■ **Exercise aim**
Word for word, quote all of the material, omitting the pictures.
** START OF Extracted information **
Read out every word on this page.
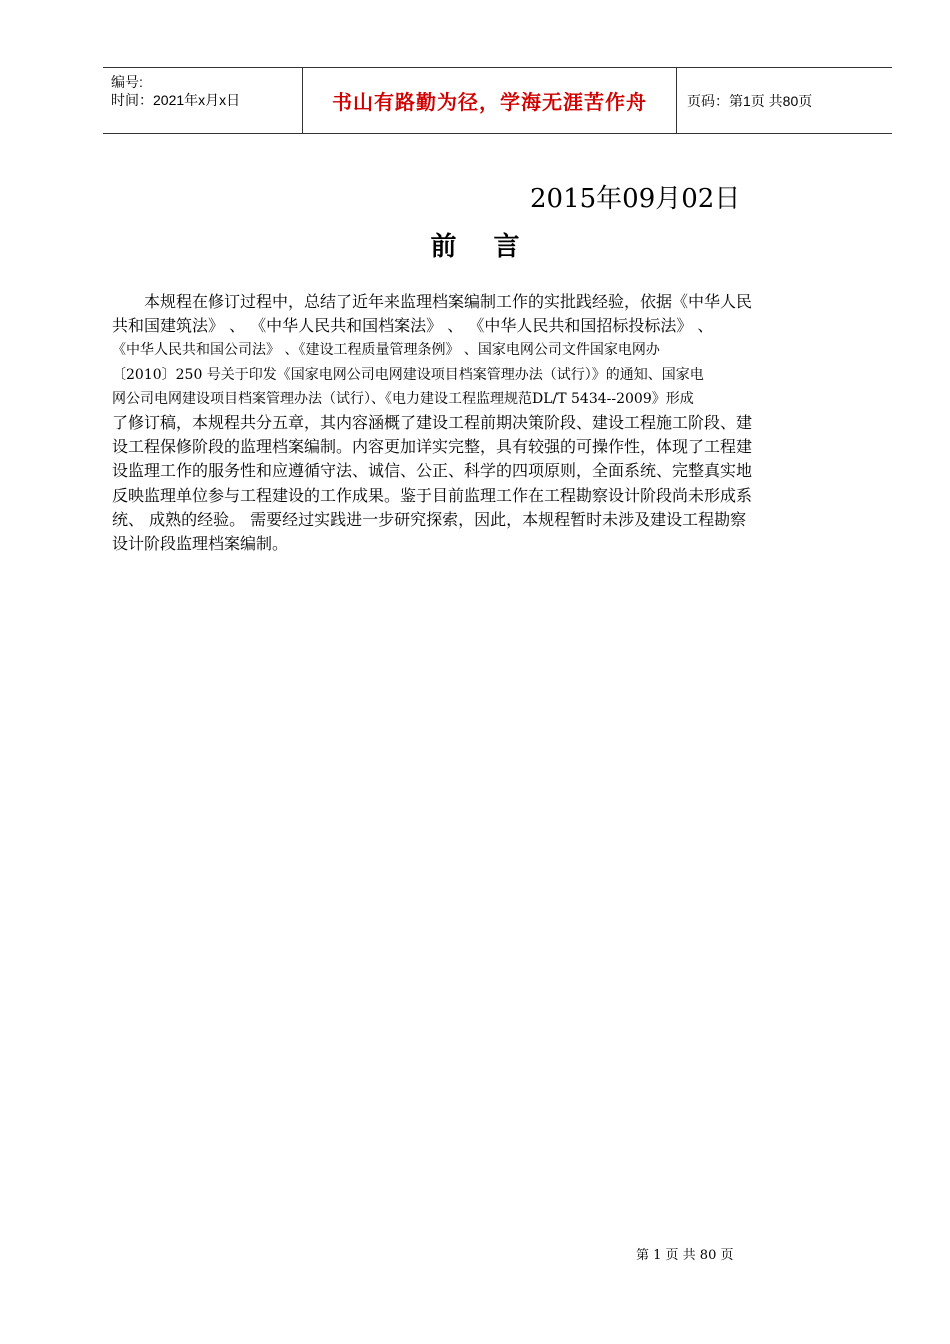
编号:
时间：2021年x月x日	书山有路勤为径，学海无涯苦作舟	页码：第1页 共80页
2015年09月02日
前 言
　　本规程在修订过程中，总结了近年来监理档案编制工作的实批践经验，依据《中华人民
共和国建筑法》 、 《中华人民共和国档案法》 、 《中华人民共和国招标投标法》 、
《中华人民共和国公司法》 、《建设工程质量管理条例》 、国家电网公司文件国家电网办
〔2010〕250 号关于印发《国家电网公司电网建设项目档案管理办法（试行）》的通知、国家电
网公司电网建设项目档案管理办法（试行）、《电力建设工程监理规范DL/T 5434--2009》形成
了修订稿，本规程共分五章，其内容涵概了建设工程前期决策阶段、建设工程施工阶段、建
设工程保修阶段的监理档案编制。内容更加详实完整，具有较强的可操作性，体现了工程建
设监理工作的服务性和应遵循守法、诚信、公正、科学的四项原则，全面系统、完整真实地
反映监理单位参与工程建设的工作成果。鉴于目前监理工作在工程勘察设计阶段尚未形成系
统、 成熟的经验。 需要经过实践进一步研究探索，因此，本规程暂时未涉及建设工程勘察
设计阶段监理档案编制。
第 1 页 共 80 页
** END OF Extracted information **
■ **Exercise solution**
Read out every word on this page.
编号:
时间：2021年x月x日	书山有路勤为径，学海无涯苦作舟	页码：第1页 共80页
2015年09月02日
前 言
　　本规程在修订过程中，总结了近年来监理档案编制工作的实批践经验，依据《中华人民
共和国建筑法》 、 《中华人民共和国档案法》 、 《中华人民共和国招标投标法》 、
《中华人民共和国公司法》 、《建设工程质量管理条例》 、国家电网公司文件国家电网办
〔2010〕250 号关于印发《国家电网公司电网建设项目档案管理办法（试行）》的通知、国家电
网公司电网建设项目档案管理办法（试行）、《电力建设工程监理规范DL/T 5434--2009》形成
了修订稿，本规程共分五章，其内容涵概了建设工程前期决策阶段、建设工程施工阶段、建
设工程保修阶段的监理档案编制。内容更加详实完整，具有较强的可操作性，体现了工程建
设监理工作的服务性和应遵循守法、诚信、公正、科学的四项原则，全面系统、完整真实地
反映监理单位参与工程建设的工作成果。鉴于目前监理工作在工程勘察设计阶段尚未形成系
统、 成熟的经验。 需要经过实践进一步研究探索，因此，本规程暂时未涉及建设工程勘察
设计阶段监理档案编制。
第 1 页 共 80 页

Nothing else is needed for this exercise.